§ **Aim of the task**
Print the data exactly, leaving nothing out.
Begin
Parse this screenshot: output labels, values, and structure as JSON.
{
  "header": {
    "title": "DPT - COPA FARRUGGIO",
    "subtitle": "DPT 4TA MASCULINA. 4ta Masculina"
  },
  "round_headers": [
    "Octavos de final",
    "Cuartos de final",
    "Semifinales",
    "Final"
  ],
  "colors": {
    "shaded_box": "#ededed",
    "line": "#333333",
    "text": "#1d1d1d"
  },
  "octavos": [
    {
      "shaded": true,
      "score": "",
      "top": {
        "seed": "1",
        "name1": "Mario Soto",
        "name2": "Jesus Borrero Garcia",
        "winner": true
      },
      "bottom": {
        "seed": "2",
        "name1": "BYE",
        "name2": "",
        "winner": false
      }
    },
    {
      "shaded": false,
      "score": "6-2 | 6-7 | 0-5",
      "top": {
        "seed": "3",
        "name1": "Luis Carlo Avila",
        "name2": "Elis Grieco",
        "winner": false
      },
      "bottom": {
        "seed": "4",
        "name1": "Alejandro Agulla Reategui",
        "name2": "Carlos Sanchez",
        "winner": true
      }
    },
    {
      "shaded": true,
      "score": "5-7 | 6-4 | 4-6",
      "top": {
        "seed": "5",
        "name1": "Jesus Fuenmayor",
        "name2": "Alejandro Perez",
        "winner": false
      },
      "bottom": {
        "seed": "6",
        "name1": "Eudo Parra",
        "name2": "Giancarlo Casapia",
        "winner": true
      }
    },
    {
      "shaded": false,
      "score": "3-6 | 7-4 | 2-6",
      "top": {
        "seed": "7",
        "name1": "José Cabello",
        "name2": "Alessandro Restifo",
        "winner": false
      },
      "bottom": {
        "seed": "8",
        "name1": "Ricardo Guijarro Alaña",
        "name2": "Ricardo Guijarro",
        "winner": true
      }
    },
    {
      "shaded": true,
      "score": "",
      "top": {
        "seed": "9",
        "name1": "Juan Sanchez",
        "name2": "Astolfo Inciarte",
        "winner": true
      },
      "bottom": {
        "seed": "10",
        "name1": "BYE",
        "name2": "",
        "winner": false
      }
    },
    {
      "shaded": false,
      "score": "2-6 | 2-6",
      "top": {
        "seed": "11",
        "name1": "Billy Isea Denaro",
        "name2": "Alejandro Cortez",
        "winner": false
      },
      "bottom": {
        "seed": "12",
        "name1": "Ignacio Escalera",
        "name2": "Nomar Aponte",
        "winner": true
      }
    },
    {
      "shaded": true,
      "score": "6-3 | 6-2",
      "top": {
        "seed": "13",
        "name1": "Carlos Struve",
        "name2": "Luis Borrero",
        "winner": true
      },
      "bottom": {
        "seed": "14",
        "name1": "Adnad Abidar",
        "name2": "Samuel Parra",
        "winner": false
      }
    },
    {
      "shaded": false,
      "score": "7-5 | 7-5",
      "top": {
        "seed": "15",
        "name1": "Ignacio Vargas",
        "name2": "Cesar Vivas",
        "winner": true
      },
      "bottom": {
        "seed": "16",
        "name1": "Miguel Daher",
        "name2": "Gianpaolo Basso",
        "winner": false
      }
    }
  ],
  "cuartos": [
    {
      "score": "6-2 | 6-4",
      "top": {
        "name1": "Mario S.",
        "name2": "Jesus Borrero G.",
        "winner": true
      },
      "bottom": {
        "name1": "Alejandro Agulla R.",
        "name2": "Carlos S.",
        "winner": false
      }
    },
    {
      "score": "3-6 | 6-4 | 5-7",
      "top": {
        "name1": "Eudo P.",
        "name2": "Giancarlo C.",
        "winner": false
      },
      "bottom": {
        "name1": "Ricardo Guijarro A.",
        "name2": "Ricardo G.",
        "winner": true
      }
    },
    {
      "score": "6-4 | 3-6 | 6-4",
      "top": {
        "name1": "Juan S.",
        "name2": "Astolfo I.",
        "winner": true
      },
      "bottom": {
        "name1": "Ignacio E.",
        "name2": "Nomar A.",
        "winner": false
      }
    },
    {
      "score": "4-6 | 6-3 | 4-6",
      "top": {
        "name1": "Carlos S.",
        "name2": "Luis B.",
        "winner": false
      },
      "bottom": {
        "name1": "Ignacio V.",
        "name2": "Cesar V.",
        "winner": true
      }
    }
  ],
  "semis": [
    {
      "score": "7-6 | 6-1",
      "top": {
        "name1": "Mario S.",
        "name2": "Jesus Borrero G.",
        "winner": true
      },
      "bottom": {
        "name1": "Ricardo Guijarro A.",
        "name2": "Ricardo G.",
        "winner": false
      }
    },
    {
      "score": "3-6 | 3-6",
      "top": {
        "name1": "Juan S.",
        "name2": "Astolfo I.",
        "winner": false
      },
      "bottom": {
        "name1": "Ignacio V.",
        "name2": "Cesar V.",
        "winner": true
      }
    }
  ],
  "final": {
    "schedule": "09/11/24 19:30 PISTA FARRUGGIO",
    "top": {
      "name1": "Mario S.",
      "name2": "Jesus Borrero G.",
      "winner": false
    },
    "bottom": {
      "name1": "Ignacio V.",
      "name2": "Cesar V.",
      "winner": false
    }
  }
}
End
§ **Answer below**
Parse this screenshot: output labels, values, and structure as JSON.
{
  "header": {
    "title": "DPT - COPA FARRUGGIO",
    "subtitle": "DPT 4TA MASCULINA. 4ta Masculina"
  },
  "round_headers": [
    "Octavos de final",
    "Cuartos de final",
    "Semifinales",
    "Final"
  ],
  "colors": {
    "shaded_box": "#ededed",
    "line": "#333333",
    "text": "#1d1d1d"
  },
  "octavos": [
    {
      "shaded": true,
      "score": "",
      "top": {
        "seed": "1",
        "name1": "Mario Soto",
        "name2": "Jesus Borrero Garcia",
        "winner": true
      },
      "bottom": {
        "seed": "2",
        "name1": "BYE",
        "name2": "",
        "winner": false
      }
    },
    {
      "shaded": false,
      "score": "6-2 | 6-7 | 0-5",
      "top": {
        "seed": "3",
        "name1": "Luis Carlo Avila",
        "name2": "Elis Grieco",
        "winner": false
      },
      "bottom": {
        "seed": "4",
        "name1": "Alejandro Agulla Reategui",
        "name2": "Carlos Sanchez",
        "winner": true
      }
    },
    {
      "shaded": true,
      "score": "5-7 | 6-4 | 4-6",
      "top": {
        "seed": "5",
        "name1": "Jesus Fuenmayor",
        "name2": "Alejandro Perez",
        "winner": false
      },
      "bottom": {
        "seed": "6",
        "name1": "Eudo Parra",
        "name2": "Giancarlo Casapia",
        "winner": true
      }
    },
    {
      "shaded": false,
      "score": "3-6 | 7-4 | 2-6",
      "top": {
        "seed": "7",
        "name1": "José Cabello",
        "name2": "Alessandro Restifo",
        "winner": false
      },
      "bottom": {
        "seed": "8",
        "name1": "Ricardo Guijarro Alaña",
        "name2": "Ricardo Guijarro",
        "winner": true
      }
    },
    {
      "shaded": true,
      "score": "",
      "top": {
        "seed": "9",
        "name1": "Juan Sanchez",
        "name2": "Astolfo Inciarte",
        "winner": true
      },
      "bottom": {
        "seed": "10",
        "name1": "BYE",
        "name2": "",
        "winner": false
      }
    },
    {
      "shaded": false,
      "score": "2-6 | 2-6",
      "top": {
        "seed": "11",
        "name1": "Billy Isea Denaro",
        "name2": "Alejandro Cortez",
        "winner": false
      },
      "bottom": {
        "seed": "12",
        "name1": "Ignacio Escalera",
        "name2": "Nomar Aponte",
        "winner": true
      }
    },
    {
      "shaded": true,
      "score": "6-3 | 6-2",
      "top": {
        "seed": "13",
        "name1": "Carlos Struve",
        "name2": "Luis Borrero",
        "winner": true
      },
      "bottom": {
        "seed": "14",
        "name1": "Adnad Abidar",
        "name2": "Samuel Parra",
        "winner": false
      }
    },
    {
      "shaded": false,
      "score": "7-5 | 7-5",
      "top": {
        "seed": "15",
        "name1": "Ignacio Vargas",
        "name2": "Cesar Vivas",
        "winner": true
      },
      "bottom": {
        "seed": "16",
        "name1": "Miguel Daher",
        "name2": "Gianpaolo Basso",
        "winner": false
      }
    }
  ],
  "cuartos": [
    {
      "score": "6-2 | 6-4",
      "top": {
        "name1": "Mario S.",
        "name2": "Jesus Borrero G.",
        "winner": true
      },
      "bottom": {
        "name1": "Alejandro Agulla R.",
        "name2": "Carlos S.",
        "winner": false
      }
    },
    {
      "score": "3-6 | 6-4 | 5-7",
      "top": {
        "name1": "Eudo P.",
        "name2": "Giancarlo C.",
        "winner": false
      },
      "bottom": {
        "name1": "Ricardo Guijarro A.",
        "name2": "Ricardo G.",
        "winner": true
      }
    },
    {
      "score": "6-4 | 3-6 | 6-4",
      "top": {
        "name1": "Juan S.",
        "name2": "Astolfo I.",
        "winner": true
      },
      "bottom": {
        "name1": "Ignacio E.",
        "name2": "Nomar A.",
        "winner": false
      }
    },
    {
      "score": "4-6 | 6-3 | 4-6",
      "top": {
        "name1": "Carlos S.",
        "name2": "Luis B.",
        "winner": false
      },
      "bottom": {
        "name1": "Ignacio V.",
        "name2": "Cesar V.",
        "winner": true
      }
    }
  ],
  "semis": [
    {
      "score": "7-6 | 6-1",
      "top": {
        "name1": "Mario S.",
        "name2": "Jesus Borrero G.",
        "winner": true
      },
      "bottom": {
        "name1": "Ricardo Guijarro A.",
        "name2": "Ricardo G.",
        "winner": false
      }
    },
    {
      "score": "3-6 | 3-6",
      "top": {
        "name1": "Juan S.",
        "name2": "Astolfo I.",
        "winner": false
      },
      "bottom": {
        "name1": "Ignacio V.",
        "name2": "Cesar V.",
        "winner": true
      }
    }
  ],
  "final": {
    "schedule": "09/11/24 19:30 PISTA FARRUGGIO",
    "top": {
      "name1": "Mario S.",
      "name2": "Jesus Borrero G.",
      "winner": false
    },
    "bottom": {
      "name1": "Ignacio V.",
      "name2": "Cesar V.",
      "winner": false
    }
  }
}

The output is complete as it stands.